▶ _Records for the task_:
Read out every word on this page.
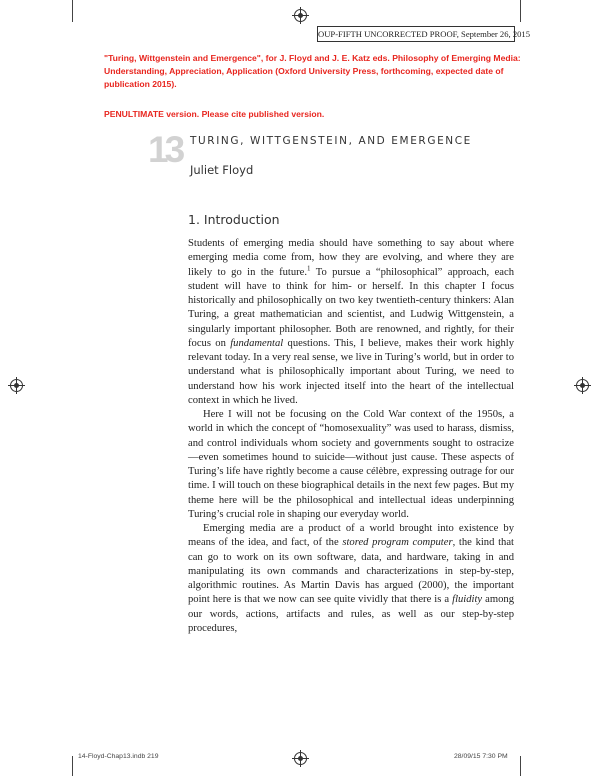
OUP-FIFTH UNCORRECTED PROOF, September 26, 2015
"Turing, Wittgenstein and Emergence", for J. Floyd and J. E. Katz eds. Philosophy of Emerging Media: Understanding, Appreciation, Application (Oxford University Press, forthcoming, expected date of publication 2015).
PENULTIMATE version. Please cite published version.
13 TURING, WITTGENSTEIN, AND EMERGENCE
Juliet Floyd
1. Introduction

Students of emerging media should have something to say about where emerging media come from, how they are evolving, and where they are likely to go in the future.$^1$ To pursue a “philosophical” approach, each student will have to think for him- or herself. In this chapter I focus historically and philosophically on two key twentieth-century thinkers: Alan Turing, a great mathematician and scientist, and Ludwig Wittgenstein, a singularly important philosopher. Both are renowned, and rightly, for their focus on fundamental questions. This, I believe, makes their work highly relevant today. In a very real sense, we live in Turing’s world, but in order to understand what is philosophically important about Turing, we need to understand how his work injected itself into the heart of the intellectual context in which he lived.

Here I will not be focusing on the Cold War context of the 1950s, a world in which the concept of “homosexuality” was used to harass, dismiss, and control individuals whom society and governments sought to ostracize—even sometimes hound to suicide—without just cause. These aspects of Turing’s life have rightly become a cause célèbre, expressing outrage for our time. I will touch on these biographical details in the next few pages. But my theme here will be the philosophical and intellectual ideas underpinning Turing’s crucial role in shaping our everyday world.

Emerging media are a product of a world brought into existence by means of the idea, and fact, of the stored program computer, the kind that can go to work on its own software, data, and hardware, taking in and manipulating its own commands and characterizations in step-by-step, algorithmic routines. As Martin Davis has argued (2000), the important point here is that we now can see quite vividly that there is a fluidity among our words, actions, artifacts and rules, as well as our step-by-step procedures,

14-Floyd-Chap13.indb 219	28/09/15 7:30 PM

▶ _Task instructions_:
Ignore the images and quote every line of the listing exactly.

▶ _Solution to the problem_:
Read out every word on this page.
OUP-FIFTH UNCORRECTED PROOF, September 26, 2015
"Turing, Wittgenstein and Emergence", for J. Floyd and J. E. Katz eds. Philosophy of Emerging Media: Understanding, Appreciation, Application (Oxford University Press, forthcoming, expected date of publication 2015).
PENULTIMATE version. Please cite published version.
13 TURING, WITTGENSTEIN, AND EMERGENCE
Juliet Floyd
1. Introduction

Students of emerging media should have something to say about where emerging media come from, how they are evolving, and where they are likely to go in the future.$^1$ To pursue a “philosophical” approach, each student will have to think for him- or herself. In this chapter I focus historically and philosophically on two key twentieth-century thinkers: Alan Turing, a great mathematician and scientist, and Ludwig Wittgenstein, a singularly important philosopher. Both are renowned, and rightly, for their focus on fundamental questions. This, I believe, makes their work highly relevant today. In a very real sense, we live in Turing’s world, but in order to understand what is philosophically important about Turing, we need to understand how his work injected itself into the heart of the intellectual context in which he lived.

Here I will not be focusing on the Cold War context of the 1950s, a world in which the concept of “homosexuality” was used to harass, dismiss, and control individuals whom society and governments sought to ostracize—even sometimes hound to suicide—without just cause. These aspects of Turing’s life have rightly become a cause célèbre, expressing outrage for our time. I will touch on these biographical details in the next few pages. But my theme here will be the philosophical and intellectual ideas underpinning Turing’s crucial role in shaping our everyday world.

Emerging media are a product of a world brought into existence by means of the idea, and fact, of the stored program computer, the kind that can go to work on its own software, data, and hardware, taking in and manipulating its own commands and characterizations in step-by-step, algorithmic routines. As Martin Davis has argued (2000), the important point here is that we now can see quite vividly that there is a fluidity among our words, actions, artifacts and rules, as well as our step-by-step procedures,

14-Floyd-Chap13.indb 219	28/09/15 7:30 PM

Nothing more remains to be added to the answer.